* The task
Convert the items, starting at the very first line and ending at the line that contains "x-axis-title: MEASUREMENT_DATE <box>786", into a JSON list of strings with one string per line and no blank lines. Include only those lines.

* Collected data

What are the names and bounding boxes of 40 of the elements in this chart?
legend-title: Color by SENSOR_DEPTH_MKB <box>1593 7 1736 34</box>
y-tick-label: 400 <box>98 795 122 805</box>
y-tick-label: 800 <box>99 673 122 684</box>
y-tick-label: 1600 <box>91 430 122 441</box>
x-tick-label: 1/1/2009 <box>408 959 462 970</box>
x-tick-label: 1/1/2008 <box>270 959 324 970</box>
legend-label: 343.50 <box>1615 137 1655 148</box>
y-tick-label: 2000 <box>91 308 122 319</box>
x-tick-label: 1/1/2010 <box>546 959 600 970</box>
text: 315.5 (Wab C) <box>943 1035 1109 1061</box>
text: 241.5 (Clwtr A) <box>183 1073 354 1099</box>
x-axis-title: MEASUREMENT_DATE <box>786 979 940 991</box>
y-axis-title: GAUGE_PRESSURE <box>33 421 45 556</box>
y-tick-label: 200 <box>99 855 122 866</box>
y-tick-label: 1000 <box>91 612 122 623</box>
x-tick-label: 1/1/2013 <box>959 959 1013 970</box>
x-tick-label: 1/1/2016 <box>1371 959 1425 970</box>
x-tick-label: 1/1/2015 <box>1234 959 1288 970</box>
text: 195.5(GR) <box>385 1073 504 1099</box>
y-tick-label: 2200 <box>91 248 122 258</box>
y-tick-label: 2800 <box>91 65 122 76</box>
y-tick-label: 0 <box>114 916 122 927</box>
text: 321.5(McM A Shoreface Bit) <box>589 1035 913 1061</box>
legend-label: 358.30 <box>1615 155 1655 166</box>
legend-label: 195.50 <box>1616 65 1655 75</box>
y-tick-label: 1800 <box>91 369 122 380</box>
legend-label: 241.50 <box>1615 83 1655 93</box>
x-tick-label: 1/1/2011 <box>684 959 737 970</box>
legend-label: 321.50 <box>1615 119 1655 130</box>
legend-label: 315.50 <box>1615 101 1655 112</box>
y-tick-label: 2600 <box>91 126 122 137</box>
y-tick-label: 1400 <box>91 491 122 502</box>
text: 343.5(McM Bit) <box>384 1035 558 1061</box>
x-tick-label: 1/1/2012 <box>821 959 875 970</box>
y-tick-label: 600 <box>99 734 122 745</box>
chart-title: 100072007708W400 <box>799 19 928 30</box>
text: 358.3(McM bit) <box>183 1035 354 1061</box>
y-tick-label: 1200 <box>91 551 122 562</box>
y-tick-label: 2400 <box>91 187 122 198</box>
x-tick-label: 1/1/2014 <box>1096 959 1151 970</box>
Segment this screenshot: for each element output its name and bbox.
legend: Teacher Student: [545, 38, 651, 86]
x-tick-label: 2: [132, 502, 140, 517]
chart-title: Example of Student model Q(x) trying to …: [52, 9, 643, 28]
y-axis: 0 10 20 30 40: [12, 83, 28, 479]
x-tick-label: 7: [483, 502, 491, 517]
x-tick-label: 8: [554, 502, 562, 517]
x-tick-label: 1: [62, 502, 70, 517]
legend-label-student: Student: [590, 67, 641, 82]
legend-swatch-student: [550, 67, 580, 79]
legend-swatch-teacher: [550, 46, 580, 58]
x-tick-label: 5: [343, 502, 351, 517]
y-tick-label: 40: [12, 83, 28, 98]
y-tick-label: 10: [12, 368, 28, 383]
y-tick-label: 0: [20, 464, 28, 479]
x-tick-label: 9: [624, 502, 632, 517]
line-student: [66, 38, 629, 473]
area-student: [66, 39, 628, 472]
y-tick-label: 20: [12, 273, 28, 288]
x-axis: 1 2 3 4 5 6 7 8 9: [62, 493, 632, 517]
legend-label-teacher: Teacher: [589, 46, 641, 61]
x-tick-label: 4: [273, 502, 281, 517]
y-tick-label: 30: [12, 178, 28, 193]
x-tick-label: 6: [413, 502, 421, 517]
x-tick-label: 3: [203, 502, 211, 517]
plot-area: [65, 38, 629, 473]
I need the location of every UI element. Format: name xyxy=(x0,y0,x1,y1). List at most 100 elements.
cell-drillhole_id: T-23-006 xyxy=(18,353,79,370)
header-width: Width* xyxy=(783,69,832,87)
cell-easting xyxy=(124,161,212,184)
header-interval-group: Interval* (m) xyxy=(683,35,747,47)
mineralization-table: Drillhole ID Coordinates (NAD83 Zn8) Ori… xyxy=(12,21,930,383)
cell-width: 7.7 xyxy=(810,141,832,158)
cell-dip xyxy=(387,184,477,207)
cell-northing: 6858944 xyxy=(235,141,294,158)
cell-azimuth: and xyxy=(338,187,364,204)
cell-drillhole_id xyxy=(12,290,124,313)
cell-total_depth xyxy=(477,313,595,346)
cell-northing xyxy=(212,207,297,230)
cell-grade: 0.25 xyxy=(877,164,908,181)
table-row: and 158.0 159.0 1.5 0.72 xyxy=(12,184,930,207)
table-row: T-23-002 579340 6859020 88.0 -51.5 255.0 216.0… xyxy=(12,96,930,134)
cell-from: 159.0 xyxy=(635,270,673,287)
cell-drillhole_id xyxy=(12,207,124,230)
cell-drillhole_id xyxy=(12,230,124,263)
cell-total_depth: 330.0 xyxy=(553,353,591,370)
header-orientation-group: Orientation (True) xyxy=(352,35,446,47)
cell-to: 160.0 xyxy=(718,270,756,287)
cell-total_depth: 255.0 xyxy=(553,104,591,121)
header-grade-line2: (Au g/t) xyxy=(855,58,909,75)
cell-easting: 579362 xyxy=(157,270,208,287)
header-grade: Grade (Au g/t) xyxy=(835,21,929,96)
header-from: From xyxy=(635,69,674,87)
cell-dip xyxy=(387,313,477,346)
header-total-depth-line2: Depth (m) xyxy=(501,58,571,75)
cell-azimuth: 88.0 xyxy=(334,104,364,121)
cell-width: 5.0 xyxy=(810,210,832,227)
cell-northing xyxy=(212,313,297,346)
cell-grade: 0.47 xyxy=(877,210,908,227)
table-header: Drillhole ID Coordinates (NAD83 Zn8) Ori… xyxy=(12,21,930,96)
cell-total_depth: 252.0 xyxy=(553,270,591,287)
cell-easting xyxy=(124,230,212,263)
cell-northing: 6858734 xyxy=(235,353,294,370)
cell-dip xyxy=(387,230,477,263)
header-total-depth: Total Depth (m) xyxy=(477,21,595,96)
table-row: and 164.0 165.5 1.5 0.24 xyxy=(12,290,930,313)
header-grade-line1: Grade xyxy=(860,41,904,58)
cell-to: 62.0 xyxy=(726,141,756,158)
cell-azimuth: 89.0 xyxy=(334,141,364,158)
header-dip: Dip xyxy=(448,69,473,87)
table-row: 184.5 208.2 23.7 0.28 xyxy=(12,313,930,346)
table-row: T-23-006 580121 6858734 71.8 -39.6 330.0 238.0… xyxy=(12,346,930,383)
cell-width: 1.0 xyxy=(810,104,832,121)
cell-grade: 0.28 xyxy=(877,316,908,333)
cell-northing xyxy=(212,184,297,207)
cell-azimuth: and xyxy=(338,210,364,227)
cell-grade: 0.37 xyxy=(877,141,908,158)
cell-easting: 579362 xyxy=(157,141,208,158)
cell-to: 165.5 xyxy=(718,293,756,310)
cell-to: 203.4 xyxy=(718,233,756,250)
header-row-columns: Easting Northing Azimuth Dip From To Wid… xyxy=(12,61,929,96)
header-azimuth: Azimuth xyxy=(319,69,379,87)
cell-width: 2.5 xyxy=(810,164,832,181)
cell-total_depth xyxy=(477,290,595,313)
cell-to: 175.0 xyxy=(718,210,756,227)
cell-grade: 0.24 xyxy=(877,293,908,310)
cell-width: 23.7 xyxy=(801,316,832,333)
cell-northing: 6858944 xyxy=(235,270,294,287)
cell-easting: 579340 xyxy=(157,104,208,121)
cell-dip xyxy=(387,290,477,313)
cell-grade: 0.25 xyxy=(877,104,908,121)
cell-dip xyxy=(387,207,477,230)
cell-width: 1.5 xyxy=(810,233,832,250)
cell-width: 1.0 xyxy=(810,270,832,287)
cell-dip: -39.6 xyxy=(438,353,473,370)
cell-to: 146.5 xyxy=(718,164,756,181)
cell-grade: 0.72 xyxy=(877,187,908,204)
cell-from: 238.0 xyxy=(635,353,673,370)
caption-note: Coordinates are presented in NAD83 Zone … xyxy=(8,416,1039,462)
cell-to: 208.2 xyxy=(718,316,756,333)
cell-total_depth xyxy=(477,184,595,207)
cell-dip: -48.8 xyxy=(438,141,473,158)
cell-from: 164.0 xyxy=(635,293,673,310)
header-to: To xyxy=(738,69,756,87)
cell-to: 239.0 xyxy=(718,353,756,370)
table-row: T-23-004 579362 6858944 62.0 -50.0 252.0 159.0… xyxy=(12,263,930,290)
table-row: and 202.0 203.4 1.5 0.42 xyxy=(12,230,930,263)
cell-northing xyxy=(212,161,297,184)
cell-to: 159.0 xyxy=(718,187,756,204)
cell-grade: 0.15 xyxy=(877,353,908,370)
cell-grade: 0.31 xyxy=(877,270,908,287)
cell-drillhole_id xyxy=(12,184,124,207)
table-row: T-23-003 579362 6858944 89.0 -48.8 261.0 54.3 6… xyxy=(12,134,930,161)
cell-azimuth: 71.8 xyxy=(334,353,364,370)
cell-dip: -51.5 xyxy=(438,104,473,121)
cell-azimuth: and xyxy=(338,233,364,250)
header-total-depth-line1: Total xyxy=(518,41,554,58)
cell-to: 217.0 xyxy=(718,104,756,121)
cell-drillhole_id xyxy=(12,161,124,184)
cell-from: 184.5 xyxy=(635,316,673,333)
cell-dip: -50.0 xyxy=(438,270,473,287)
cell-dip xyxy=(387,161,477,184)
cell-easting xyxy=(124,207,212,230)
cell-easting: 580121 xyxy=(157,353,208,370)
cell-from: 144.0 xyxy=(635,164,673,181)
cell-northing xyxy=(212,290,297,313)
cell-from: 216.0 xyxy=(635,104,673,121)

* The answer
[
  "What are the names and bounding boxes of 40 of the elements in this chart?",
  "legend-title: Color by SENSOR_DEPTH_MKB <box>1593 7 1736 34</box>",
  "y-tick-label: 400 <box>98 795 122 805</box>",
  "y-tick-label: 800 <box>99 673 122 684</box>",
  "y-tick-label: 1600 <box>91 430 122 441</box>",
  "x-tick-label: 1/1/2009 <box>408 959 462 970</box>",
  "x-tick-label: 1/1/2008 <box>270 959 324 970</box>",
  "legend-label: 343.50 <box>1615 137 1655 148</box>",
  "y-tick-label: 2000 <box>91 308 122 319</box>",
  "x-tick-label: 1/1/2010 <box>546 959 600 970</box>",
  "text: 315.5 (Wab C) <box>943 1035 1109 1061</box>",
  "text: 241.5 (Clwtr A) <box>183 1073 354 1099</box>",
  "x-axis-title: MEASUREMENT_DATE <box>786 979 940 991</box>"
]